* **DATA FOR THE TASK**
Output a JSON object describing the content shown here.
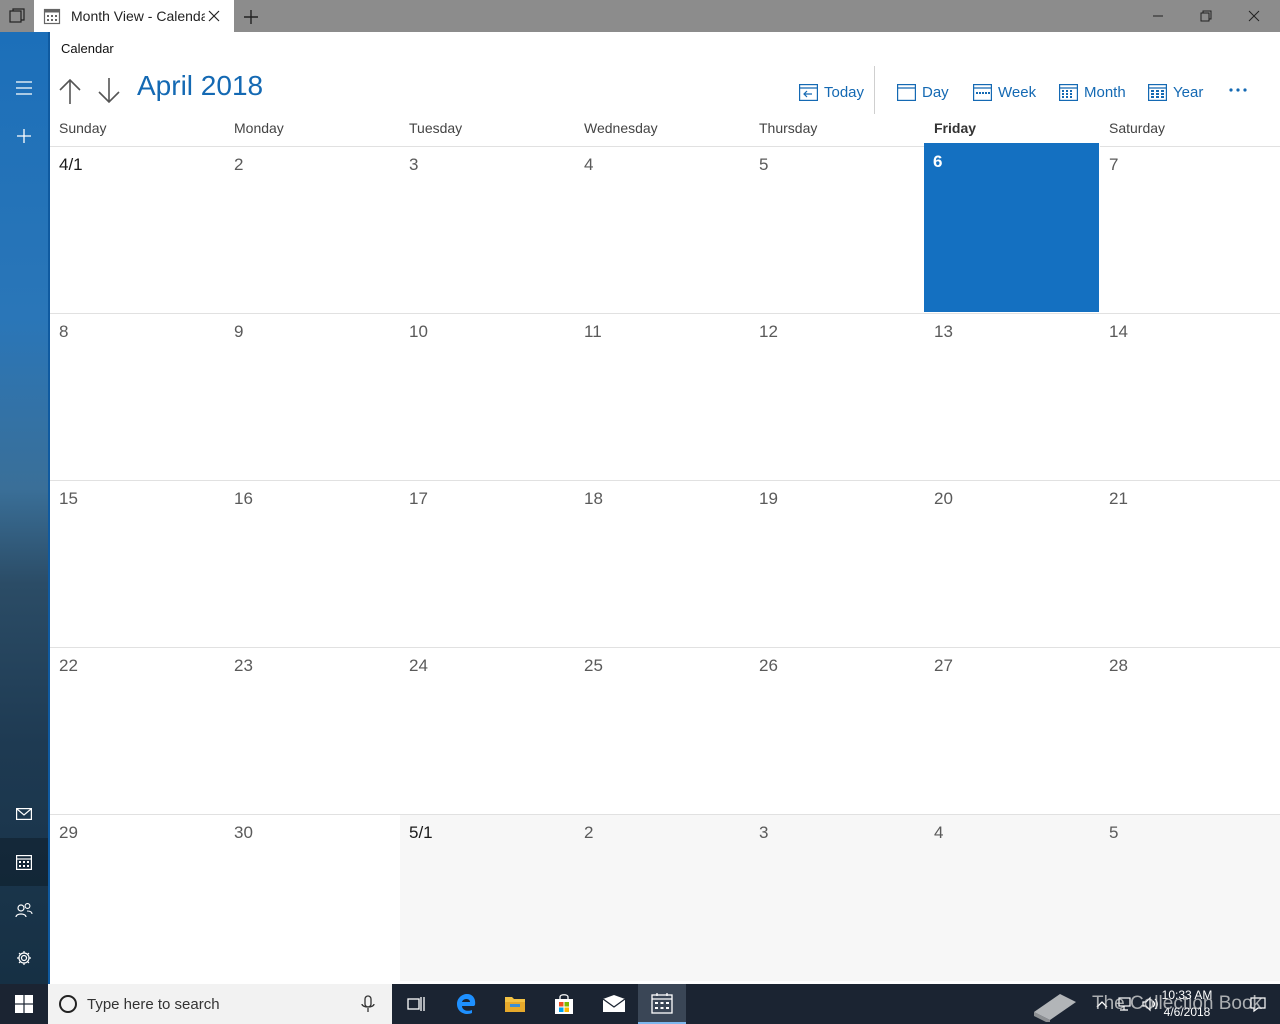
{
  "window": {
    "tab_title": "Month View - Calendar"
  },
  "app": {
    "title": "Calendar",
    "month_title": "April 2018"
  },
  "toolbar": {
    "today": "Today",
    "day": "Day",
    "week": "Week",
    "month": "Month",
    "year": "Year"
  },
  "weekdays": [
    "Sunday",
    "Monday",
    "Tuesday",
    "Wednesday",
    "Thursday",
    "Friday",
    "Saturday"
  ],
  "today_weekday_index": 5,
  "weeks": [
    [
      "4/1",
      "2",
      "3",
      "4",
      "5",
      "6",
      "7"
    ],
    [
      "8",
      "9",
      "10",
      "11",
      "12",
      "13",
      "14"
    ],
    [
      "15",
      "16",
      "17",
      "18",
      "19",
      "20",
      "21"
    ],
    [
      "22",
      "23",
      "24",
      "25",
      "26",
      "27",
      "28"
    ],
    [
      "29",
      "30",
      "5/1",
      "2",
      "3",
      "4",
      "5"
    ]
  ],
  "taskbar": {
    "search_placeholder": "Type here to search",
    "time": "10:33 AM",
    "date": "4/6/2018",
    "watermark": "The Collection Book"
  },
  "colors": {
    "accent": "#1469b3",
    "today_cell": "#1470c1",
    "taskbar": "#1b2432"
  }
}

* **TASK DIRECTIONS**
All entries are to be retyped exactly. Omit any embedded images.

* **REPLY TO THE TASK**
Output a JSON object describing the content shown here.
{
  "window": {
    "tab_title": "Month View - Calendar"
  },
  "app": {
    "title": "Calendar",
    "month_title": "April 2018"
  },
  "toolbar": {
    "today": "Today",
    "day": "Day",
    "week": "Week",
    "month": "Month",
    "year": "Year"
  },
  "weekdays": [
    "Sunday",
    "Monday",
    "Tuesday",
    "Wednesday",
    "Thursday",
    "Friday",
    "Saturday"
  ],
  "today_weekday_index": 5,
  "weeks": [
    [
      "4/1",
      "2",
      "3",
      "4",
      "5",
      "6",
      "7"
    ],
    [
      "8",
      "9",
      "10",
      "11",
      "12",
      "13",
      "14"
    ],
    [
      "15",
      "16",
      "17",
      "18",
      "19",
      "20",
      "21"
    ],
    [
      "22",
      "23",
      "24",
      "25",
      "26",
      "27",
      "28"
    ],
    [
      "29",
      "30",
      "5/1",
      "2",
      "3",
      "4",
      "5"
    ]
  ],
  "taskbar": {
    "search_placeholder": "Type here to search",
    "time": "10:33 AM",
    "date": "4/6/2018",
    "watermark": "The Collection Book"
  },
  "colors": {
    "accent": "#1469b3",
    "today_cell": "#1470c1",
    "taskbar": "#1b2432"
  }
}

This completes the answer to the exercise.